_TASK STATEMENT_
Locate every line in the material below that has the word "Epiſcopus". Copy each of those lines.

_Entries from a dataset_
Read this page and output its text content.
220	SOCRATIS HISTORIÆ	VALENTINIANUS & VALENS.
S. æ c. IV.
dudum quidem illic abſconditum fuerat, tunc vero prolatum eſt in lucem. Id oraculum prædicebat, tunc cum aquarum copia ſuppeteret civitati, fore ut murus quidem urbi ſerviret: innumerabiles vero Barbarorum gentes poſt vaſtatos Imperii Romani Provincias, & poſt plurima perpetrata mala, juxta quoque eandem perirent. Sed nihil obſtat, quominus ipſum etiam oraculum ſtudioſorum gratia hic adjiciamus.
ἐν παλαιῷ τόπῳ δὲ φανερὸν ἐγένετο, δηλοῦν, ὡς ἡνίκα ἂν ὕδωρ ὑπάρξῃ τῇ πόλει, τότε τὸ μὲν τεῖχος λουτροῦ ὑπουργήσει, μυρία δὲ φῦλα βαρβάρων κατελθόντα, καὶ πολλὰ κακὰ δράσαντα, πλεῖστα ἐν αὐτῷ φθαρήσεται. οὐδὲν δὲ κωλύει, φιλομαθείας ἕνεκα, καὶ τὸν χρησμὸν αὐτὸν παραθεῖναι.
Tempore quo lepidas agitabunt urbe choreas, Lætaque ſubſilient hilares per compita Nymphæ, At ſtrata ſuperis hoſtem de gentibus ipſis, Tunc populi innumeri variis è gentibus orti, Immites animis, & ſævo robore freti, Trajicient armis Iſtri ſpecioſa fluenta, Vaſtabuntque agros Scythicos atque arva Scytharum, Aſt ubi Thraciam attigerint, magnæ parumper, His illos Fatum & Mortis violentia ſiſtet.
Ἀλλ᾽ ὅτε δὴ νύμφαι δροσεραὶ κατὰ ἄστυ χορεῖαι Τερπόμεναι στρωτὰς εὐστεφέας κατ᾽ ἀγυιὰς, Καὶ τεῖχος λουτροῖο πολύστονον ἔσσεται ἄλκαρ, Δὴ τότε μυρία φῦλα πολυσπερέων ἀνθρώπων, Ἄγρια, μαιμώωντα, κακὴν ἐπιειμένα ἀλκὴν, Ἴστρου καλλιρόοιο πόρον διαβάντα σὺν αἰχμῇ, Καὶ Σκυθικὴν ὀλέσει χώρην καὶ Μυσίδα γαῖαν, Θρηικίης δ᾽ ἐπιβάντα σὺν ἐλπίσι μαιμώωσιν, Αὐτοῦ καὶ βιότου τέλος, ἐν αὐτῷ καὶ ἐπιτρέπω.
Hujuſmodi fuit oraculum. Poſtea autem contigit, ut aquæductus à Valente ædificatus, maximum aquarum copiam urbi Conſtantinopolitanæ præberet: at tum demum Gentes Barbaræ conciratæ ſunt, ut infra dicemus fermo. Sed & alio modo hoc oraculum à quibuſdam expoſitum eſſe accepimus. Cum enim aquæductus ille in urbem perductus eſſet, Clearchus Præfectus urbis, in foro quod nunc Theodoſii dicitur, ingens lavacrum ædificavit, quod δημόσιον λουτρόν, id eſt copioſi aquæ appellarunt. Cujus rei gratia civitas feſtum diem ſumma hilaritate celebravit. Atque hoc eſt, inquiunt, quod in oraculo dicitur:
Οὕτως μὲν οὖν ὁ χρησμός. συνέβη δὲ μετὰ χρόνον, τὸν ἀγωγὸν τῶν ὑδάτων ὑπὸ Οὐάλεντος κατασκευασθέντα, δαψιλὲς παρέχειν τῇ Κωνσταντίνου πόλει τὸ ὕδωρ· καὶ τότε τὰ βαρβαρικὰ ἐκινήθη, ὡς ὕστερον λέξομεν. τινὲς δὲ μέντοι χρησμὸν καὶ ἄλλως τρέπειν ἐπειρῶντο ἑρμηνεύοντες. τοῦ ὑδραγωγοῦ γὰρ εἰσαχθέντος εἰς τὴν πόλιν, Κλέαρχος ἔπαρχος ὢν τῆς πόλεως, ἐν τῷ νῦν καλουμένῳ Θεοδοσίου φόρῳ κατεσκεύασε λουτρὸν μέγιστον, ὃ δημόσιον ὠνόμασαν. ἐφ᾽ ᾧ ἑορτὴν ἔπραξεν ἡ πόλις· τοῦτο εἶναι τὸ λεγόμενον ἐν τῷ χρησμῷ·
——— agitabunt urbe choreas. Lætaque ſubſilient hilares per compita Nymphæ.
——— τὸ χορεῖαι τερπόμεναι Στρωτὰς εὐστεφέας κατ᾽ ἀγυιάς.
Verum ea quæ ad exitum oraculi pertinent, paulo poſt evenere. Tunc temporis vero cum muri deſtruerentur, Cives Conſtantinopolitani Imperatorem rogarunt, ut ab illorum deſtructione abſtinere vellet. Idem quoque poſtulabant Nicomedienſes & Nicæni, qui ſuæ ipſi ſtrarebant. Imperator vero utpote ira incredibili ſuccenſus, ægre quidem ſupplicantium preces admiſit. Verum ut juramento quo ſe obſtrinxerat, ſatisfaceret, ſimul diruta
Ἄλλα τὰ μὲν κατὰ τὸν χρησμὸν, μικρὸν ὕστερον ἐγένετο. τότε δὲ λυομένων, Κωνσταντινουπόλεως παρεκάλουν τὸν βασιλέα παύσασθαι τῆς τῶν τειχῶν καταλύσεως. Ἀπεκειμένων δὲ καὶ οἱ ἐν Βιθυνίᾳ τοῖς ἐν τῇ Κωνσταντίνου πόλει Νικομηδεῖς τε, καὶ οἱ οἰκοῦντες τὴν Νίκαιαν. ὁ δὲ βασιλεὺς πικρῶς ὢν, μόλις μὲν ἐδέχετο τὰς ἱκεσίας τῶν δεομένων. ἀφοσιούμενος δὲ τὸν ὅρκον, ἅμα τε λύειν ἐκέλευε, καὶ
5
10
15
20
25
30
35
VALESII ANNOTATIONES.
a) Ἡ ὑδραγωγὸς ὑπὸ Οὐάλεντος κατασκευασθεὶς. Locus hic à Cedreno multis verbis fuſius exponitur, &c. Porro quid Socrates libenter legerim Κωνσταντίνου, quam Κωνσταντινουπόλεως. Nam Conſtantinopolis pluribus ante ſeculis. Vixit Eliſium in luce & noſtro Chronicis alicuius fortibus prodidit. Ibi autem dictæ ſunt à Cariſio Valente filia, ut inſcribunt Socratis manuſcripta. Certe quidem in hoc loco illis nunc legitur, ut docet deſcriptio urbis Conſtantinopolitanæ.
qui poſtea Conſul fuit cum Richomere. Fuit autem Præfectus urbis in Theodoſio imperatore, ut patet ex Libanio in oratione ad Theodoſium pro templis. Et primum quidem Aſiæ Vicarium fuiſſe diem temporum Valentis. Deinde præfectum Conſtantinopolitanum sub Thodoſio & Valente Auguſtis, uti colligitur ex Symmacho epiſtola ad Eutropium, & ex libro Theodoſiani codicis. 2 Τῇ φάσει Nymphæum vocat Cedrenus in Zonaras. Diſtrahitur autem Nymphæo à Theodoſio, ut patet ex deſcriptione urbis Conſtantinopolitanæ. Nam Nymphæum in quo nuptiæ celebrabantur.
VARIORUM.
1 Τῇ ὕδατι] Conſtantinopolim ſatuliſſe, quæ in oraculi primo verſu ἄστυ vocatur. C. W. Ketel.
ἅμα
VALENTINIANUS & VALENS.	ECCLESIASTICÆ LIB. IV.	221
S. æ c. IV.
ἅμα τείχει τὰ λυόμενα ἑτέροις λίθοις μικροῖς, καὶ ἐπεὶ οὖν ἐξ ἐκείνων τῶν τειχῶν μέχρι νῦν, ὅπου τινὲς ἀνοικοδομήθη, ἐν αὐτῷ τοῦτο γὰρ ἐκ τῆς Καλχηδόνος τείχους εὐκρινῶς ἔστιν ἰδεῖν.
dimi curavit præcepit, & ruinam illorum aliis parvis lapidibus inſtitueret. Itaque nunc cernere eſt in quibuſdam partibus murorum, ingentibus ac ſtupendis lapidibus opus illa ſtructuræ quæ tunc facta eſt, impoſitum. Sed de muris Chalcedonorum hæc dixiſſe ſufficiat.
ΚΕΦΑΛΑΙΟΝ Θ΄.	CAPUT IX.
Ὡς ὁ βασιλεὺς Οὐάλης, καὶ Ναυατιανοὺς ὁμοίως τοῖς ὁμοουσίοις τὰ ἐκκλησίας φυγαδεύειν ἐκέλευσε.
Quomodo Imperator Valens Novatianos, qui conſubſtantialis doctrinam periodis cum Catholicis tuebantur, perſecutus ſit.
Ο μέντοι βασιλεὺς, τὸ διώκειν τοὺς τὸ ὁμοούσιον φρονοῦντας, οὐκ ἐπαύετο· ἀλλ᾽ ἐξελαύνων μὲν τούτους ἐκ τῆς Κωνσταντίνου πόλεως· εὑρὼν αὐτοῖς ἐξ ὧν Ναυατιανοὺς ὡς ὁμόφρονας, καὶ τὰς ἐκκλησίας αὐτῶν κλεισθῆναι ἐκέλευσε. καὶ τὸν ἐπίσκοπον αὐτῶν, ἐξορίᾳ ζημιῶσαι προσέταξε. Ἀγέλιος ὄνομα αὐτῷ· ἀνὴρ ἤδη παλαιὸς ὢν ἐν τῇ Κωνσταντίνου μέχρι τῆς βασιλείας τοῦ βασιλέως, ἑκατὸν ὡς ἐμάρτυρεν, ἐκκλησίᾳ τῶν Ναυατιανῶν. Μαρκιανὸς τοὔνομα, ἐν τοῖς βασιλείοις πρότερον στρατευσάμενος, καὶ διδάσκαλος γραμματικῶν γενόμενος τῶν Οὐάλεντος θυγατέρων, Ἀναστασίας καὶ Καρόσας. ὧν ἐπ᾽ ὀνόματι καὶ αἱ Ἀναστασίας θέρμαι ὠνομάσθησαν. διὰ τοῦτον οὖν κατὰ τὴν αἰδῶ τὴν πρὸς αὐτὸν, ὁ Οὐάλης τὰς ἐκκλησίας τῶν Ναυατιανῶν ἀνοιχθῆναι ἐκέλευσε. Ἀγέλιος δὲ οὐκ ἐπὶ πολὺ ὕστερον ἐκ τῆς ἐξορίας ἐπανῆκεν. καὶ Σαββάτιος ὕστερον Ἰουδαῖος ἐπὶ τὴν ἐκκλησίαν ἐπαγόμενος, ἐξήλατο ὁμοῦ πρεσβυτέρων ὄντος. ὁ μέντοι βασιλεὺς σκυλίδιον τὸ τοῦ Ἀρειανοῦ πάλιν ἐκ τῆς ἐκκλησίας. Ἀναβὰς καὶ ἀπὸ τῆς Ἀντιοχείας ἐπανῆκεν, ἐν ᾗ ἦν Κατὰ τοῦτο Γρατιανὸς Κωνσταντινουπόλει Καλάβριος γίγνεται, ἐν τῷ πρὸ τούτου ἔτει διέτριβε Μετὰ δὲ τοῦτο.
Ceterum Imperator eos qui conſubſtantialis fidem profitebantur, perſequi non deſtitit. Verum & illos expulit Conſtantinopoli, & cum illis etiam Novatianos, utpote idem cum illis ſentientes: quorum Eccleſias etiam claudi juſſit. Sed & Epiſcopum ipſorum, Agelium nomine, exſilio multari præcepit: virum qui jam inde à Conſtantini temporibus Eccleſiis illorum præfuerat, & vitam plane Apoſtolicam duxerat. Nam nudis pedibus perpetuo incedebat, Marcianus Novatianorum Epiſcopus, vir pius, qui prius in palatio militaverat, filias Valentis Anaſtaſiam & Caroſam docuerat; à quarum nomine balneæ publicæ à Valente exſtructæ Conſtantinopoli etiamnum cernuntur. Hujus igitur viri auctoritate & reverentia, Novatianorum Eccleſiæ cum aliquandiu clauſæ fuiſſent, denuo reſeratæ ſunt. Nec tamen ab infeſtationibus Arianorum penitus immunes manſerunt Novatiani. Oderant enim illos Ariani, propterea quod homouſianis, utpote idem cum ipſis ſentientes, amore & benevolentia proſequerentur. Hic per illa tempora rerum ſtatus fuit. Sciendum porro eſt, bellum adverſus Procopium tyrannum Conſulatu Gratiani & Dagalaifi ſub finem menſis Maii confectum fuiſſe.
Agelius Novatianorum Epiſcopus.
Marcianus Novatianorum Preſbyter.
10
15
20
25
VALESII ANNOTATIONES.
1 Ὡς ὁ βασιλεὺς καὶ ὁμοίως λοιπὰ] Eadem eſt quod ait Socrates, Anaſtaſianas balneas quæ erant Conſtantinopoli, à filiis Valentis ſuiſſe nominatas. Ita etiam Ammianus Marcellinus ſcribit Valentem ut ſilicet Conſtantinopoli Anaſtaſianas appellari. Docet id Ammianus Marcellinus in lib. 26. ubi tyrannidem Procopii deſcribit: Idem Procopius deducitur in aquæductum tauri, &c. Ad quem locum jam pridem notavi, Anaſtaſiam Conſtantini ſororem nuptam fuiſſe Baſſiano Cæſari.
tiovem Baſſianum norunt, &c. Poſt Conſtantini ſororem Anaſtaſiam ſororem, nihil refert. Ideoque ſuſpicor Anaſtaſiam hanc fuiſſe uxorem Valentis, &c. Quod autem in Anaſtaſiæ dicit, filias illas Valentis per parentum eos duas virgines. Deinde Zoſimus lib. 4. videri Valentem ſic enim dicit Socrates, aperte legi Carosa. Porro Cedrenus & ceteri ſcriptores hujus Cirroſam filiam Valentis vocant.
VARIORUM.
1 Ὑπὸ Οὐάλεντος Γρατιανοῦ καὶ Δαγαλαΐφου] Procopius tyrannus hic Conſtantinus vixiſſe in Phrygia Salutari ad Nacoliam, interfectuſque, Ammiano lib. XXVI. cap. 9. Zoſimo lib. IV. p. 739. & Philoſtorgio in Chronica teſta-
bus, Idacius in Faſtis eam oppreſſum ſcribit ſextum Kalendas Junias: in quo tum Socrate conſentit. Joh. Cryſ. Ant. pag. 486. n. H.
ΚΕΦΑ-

_SOLUTION FOR THIS EXERCISE_
Ceterum Imperator eos qui conſubſtantialis fidem profitebantur, perſequi non deſtitit. Verum & illos expulit Conſtantinopoli, & cum illis etiam Novatianos, utpote idem cum illis ſentientes: quorum Eccleſias etiam claudi juſſit. Sed & Epiſcopum ipſorum, Agelium nomine, exſilio multari præcepit: virum qui jam inde à Conſtantini temporibus Eccleſiis illorum præfuerat, & vitam plane Apoſtolicam duxerat. Nam nudis pedibus perpetuo incedebat, Marcianus Novatianorum Epiſcopus, vir pius, qui prius in palatio militaverat, filias Valentis Anaſtaſiam & Caroſam docuerat; à quarum nomine balneæ publicæ à Valente exſtructæ Conſtantinopoli etiamnum cernuntur. Hujus igitur viri auctoritate & reverentia, Novatianorum Eccleſiæ cum aliquandiu clauſæ fuiſſent, denuo reſeratæ ſunt. Nec tamen ab infeſtationibus Arianorum penitus immunes manſerunt Novatiani. Oderant enim illos Ariani, propterea quod homouſianis, utpote idem cum ipſis ſentientes, amore & benevolentia proſequerentur. Hic per illa tempora rerum ſtatus fuit. Sciendum porro eſt, bellum adverſus Procopium tyrannum Conſulatu Gratiani & Dagalaifi ſub finem menſis Maii confectum fuiſſe.
Agelius Novatianorum Epiſcopus.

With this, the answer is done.